[EXERCISE GOAL] From the entries below, copy every line where the string "Маленький" appears.

++++

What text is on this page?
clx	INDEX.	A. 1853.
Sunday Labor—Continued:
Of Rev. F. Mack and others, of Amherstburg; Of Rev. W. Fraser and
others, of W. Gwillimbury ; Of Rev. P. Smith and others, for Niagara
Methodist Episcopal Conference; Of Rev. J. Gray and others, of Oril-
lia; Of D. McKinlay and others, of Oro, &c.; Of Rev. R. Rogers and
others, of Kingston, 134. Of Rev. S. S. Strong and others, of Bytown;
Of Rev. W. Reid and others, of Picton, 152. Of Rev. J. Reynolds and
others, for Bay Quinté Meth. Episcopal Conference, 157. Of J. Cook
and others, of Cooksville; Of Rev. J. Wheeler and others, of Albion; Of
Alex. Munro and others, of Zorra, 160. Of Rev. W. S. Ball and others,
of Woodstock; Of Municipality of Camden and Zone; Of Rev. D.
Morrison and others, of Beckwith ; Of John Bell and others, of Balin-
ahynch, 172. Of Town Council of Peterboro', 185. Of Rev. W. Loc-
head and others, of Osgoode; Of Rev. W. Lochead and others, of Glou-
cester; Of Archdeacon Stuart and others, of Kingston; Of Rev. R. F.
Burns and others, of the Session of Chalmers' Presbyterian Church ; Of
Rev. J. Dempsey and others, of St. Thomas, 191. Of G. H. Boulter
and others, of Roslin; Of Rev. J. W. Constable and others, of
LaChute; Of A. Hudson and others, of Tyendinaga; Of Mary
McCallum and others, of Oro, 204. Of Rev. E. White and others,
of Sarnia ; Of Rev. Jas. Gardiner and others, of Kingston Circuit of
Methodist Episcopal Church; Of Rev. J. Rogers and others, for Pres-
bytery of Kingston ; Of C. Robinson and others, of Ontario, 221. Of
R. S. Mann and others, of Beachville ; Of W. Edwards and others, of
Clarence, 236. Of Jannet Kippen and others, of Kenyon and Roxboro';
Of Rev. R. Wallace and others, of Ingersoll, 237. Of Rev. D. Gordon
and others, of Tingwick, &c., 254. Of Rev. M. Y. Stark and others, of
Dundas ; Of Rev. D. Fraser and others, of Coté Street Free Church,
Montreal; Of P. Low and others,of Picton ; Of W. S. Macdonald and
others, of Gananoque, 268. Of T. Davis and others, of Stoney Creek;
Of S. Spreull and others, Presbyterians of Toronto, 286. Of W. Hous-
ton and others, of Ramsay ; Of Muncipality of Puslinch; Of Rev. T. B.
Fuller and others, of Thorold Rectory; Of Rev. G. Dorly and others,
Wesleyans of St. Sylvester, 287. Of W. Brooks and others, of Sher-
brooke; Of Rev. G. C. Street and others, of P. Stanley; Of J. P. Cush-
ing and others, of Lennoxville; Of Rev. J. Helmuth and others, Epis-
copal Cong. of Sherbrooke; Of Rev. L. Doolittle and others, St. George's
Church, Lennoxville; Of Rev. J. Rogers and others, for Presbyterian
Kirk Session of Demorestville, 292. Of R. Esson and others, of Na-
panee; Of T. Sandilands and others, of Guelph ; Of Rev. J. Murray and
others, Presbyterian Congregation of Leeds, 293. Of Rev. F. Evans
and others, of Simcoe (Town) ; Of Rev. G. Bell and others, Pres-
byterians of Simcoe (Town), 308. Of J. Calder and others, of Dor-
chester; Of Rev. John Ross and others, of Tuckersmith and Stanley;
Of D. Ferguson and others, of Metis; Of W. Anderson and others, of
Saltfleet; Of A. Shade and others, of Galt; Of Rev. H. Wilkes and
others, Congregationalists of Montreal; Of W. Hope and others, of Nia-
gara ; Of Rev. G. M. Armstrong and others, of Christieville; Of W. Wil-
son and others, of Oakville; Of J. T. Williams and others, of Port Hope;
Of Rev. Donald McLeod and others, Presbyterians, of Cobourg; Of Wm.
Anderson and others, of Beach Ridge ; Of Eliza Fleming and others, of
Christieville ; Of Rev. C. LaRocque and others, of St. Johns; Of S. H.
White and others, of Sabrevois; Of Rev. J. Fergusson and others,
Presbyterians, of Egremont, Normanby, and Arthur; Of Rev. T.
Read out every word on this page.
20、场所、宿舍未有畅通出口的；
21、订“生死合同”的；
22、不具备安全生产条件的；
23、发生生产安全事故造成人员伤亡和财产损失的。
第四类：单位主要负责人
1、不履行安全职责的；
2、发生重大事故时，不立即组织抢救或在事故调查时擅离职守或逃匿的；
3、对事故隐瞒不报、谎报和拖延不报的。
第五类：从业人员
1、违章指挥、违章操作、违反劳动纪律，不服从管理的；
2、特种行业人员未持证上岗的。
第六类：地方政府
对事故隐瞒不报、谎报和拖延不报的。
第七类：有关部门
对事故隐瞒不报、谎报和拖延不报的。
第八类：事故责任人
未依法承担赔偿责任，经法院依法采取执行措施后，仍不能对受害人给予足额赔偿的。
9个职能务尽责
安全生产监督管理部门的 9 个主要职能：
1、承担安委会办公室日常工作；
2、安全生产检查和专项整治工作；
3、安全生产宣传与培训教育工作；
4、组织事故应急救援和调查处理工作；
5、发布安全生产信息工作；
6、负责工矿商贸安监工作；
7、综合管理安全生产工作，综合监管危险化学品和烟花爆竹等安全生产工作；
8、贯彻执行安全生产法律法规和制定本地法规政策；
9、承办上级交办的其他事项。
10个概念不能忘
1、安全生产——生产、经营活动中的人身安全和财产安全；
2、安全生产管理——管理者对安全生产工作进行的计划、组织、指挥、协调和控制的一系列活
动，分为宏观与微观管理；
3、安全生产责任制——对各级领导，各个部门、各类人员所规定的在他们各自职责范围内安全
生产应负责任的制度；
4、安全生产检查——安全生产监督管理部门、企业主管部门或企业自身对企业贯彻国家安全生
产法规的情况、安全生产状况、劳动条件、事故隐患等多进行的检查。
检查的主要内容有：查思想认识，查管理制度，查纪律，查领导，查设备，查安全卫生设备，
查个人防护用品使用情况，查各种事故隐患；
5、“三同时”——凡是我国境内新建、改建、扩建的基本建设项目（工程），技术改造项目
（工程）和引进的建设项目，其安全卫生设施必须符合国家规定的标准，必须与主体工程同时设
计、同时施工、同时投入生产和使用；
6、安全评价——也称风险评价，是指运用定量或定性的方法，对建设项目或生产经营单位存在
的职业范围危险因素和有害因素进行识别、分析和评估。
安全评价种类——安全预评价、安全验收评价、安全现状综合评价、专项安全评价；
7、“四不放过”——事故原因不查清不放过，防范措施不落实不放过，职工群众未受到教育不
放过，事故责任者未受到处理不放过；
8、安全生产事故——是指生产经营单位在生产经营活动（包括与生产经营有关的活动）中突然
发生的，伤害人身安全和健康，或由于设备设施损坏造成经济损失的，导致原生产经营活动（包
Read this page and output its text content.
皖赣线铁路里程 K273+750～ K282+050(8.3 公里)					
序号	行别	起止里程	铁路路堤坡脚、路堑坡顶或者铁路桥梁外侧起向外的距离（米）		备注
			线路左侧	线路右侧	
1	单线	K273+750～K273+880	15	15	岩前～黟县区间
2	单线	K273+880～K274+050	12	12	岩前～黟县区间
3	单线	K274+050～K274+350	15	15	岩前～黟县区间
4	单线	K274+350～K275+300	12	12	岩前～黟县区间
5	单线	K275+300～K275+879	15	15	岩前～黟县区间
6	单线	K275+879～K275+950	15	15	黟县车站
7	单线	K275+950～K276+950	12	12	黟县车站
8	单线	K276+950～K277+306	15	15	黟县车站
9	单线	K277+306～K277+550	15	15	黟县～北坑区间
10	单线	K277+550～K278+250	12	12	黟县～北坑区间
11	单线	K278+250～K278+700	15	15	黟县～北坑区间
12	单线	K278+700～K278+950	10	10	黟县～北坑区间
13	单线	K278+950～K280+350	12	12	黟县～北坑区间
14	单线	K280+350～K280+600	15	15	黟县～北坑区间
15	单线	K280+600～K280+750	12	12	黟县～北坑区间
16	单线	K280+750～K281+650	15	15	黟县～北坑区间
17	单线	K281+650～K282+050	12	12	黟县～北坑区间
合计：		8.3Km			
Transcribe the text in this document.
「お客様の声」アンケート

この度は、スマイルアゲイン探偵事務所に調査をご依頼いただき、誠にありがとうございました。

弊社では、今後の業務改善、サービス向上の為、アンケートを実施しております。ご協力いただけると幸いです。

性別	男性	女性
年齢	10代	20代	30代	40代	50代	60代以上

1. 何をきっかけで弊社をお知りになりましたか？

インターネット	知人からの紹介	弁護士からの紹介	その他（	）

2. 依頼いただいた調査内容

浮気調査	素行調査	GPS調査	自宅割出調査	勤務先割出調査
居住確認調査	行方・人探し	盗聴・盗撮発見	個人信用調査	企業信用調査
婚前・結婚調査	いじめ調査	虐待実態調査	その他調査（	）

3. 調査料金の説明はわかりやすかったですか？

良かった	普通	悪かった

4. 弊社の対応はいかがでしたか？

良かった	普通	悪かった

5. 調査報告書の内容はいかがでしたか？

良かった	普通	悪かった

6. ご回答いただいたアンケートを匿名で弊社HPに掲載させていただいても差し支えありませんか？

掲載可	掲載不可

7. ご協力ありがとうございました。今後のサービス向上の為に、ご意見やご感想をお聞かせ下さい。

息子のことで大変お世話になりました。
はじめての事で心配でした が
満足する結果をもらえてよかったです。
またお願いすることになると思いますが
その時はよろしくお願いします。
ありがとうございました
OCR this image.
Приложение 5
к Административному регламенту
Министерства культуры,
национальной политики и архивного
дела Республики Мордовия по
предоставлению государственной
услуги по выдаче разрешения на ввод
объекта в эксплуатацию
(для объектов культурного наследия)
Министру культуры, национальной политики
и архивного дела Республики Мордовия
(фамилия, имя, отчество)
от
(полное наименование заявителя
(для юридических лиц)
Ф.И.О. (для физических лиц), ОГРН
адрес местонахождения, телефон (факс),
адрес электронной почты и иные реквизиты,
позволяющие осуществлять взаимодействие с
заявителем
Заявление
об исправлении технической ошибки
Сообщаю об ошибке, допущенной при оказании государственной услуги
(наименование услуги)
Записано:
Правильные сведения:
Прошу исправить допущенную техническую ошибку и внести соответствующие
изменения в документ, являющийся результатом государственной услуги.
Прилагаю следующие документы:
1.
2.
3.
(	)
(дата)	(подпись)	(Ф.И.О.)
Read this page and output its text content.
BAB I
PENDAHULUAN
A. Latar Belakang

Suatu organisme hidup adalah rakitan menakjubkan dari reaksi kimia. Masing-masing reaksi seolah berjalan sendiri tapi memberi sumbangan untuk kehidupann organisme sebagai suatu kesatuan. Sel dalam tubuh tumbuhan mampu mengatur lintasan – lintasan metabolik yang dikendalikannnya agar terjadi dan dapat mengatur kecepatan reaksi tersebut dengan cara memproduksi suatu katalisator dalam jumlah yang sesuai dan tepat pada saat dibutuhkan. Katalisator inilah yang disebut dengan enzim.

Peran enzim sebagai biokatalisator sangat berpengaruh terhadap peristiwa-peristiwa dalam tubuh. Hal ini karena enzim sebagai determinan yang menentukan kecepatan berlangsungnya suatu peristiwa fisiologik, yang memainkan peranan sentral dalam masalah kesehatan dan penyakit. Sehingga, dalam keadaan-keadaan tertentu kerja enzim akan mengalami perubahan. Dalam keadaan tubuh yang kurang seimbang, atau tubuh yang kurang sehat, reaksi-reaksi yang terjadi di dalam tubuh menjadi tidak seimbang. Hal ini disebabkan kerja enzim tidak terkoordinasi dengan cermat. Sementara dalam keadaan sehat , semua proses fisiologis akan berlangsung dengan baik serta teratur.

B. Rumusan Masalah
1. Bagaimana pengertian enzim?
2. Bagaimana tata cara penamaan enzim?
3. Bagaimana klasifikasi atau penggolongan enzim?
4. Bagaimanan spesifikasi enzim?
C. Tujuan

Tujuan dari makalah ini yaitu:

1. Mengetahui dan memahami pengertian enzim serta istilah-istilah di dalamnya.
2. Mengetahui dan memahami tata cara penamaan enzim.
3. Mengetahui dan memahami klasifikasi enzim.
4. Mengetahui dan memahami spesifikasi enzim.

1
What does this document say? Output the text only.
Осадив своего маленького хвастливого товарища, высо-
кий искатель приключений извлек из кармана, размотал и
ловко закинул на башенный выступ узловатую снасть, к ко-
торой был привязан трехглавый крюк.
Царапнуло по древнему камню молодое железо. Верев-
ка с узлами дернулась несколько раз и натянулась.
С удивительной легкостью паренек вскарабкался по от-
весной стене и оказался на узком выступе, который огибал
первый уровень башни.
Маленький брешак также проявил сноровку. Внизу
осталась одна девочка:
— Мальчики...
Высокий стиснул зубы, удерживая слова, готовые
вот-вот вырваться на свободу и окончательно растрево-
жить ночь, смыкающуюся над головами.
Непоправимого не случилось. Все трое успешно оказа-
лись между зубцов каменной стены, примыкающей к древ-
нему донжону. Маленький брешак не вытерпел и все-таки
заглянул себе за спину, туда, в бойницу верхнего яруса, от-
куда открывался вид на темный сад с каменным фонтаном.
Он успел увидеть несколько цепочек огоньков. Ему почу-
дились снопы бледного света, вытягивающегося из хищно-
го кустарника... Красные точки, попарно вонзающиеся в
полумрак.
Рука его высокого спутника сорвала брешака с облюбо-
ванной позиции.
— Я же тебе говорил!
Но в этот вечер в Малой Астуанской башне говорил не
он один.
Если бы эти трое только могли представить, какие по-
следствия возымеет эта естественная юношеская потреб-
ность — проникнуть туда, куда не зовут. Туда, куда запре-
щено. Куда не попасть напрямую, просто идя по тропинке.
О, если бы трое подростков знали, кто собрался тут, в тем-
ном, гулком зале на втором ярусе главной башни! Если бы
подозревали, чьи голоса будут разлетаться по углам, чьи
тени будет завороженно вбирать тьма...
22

++++

[EXERCISE RESULT]
Маленький брешак также проявил сноровку. Внизу
нему донжону. Маленький брешак не вытерпел и все-таки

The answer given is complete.